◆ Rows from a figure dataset
++++++

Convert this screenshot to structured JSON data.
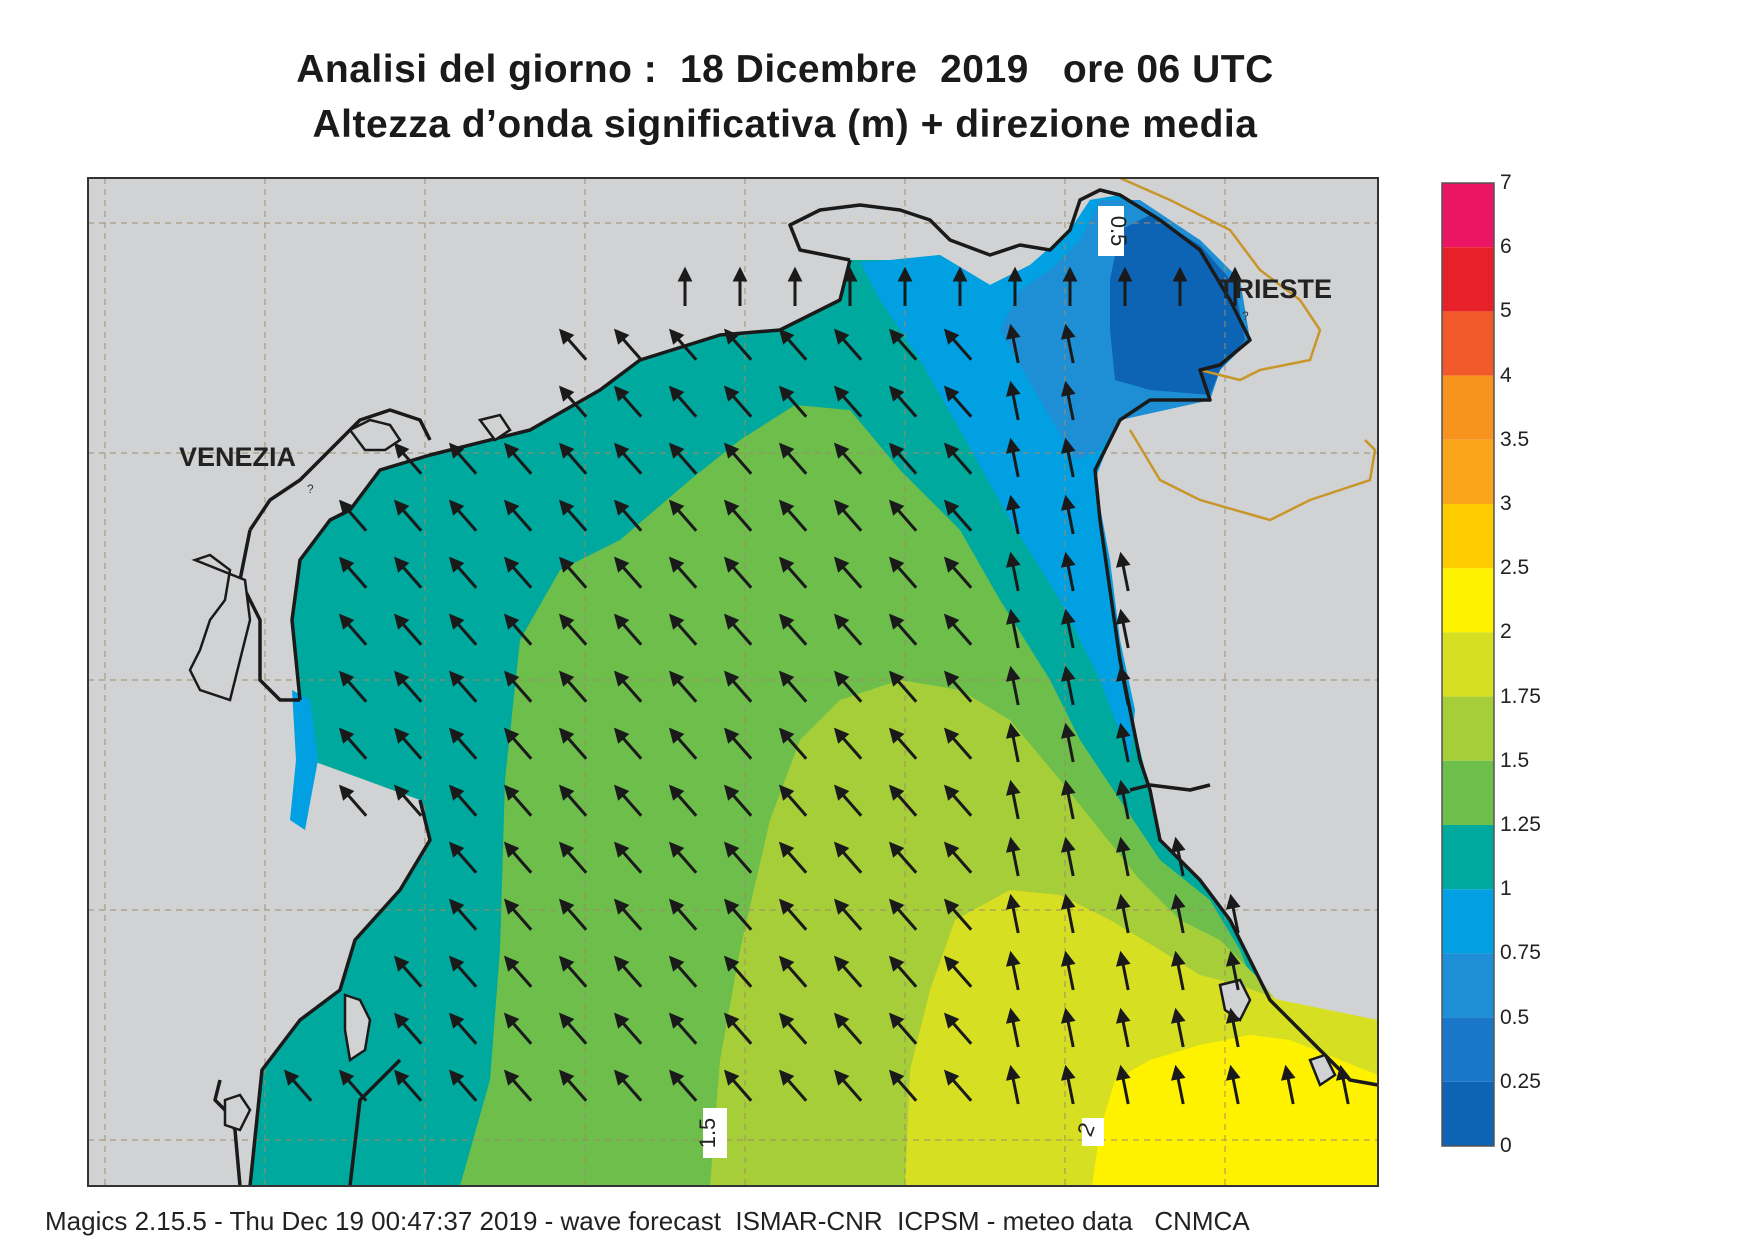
{
  "title_line1": "Analisi del giorno :  18 Dicembre  2019   ore 06 UTC",
  "title_line2": "Altezza d’onda significativa (m) + direzione media",
  "cities": {
    "venezia": "VENEZIA",
    "trieste": "TRIESTE"
  },
  "contour_labels": {
    "c05": "0.5",
    "c15": "1.5",
    "c2": "2"
  },
  "legend": [
    {
      "label": "7",
      "color": "#ec1464"
    },
    {
      "label": "6",
      "color": "#e8202a"
    },
    {
      "label": "5",
      "color": "#f1592a"
    },
    {
      "label": "4",
      "color": "#f7941d"
    },
    {
      "label": "3.5",
      "color": "#faa61a"
    },
    {
      "label": "3",
      "color": "#ffcc00"
    },
    {
      "label": "2.5",
      "color": "#fff200"
    },
    {
      "label": "2",
      "color": "#d7df23"
    },
    {
      "label": "1.75",
      "color": "#a6ce39"
    },
    {
      "label": "1.5",
      "color": "#6dbe4b"
    },
    {
      "label": "1.25",
      "color": "#00a99d"
    },
    {
      "label": "1",
      "color": "#00a0e3"
    },
    {
      "label": "0.75",
      "color": "#1e8fd5"
    },
    {
      "label": "0.5",
      "color": "#1976c8"
    },
    {
      "label": "0.25",
      "color": "#0e64b4"
    },
    {
      "label": "0",
      "color": ""
    }
  ],
  "land_color": "#d1d2d4",
  "footer": "Magics 2.15.5 - Thu Dec 19 00:47:37 2019 - wave forecast  ISMAR-CNR  ICPSM - meteo data   CNMCA"
}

++++++

◆ PROBLEM TO WORK ON
Pictures in the records above are left out; print everything else exactly as written.

◆ CORRECT OUTPUT
Convert this screenshot to structured JSON data.
{
  "title_line1": "Analisi del giorno :  18 Dicembre  2019   ore 06 UTC",
  "title_line2": "Altezza d’onda significativa (m) + direzione media",
  "cities": {
    "venezia": "VENEZIA",
    "trieste": "TRIESTE"
  },
  "contour_labels": {
    "c05": "0.5",
    "c15": "1.5",
    "c2": "2"
  },
  "legend": [
    {
      "label": "7",
      "color": "#ec1464"
    },
    {
      "label": "6",
      "color": "#e8202a"
    },
    {
      "label": "5",
      "color": "#f1592a"
    },
    {
      "label": "4",
      "color": "#f7941d"
    },
    {
      "label": "3.5",
      "color": "#faa61a"
    },
    {
      "label": "3",
      "color": "#ffcc00"
    },
    {
      "label": "2.5",
      "color": "#fff200"
    },
    {
      "label": "2",
      "color": "#d7df23"
    },
    {
      "label": "1.75",
      "color": "#a6ce39"
    },
    {
      "label": "1.5",
      "color": "#6dbe4b"
    },
    {
      "label": "1.25",
      "color": "#00a99d"
    },
    {
      "label": "1",
      "color": "#00a0e3"
    },
    {
      "label": "0.75",
      "color": "#1e8fd5"
    },
    {
      "label": "0.5",
      "color": "#1976c8"
    },
    {
      "label": "0.25",
      "color": "#0e64b4"
    },
    {
      "label": "0",
      "color": ""
    }
  ],
  "land_color": "#d1d2d4",
  "footer": "Magics 2.15.5 - Thu Dec 19 00:47:37 2019 - wave forecast  ISMAR-CNR  ICPSM - meteo data   CNMCA"
}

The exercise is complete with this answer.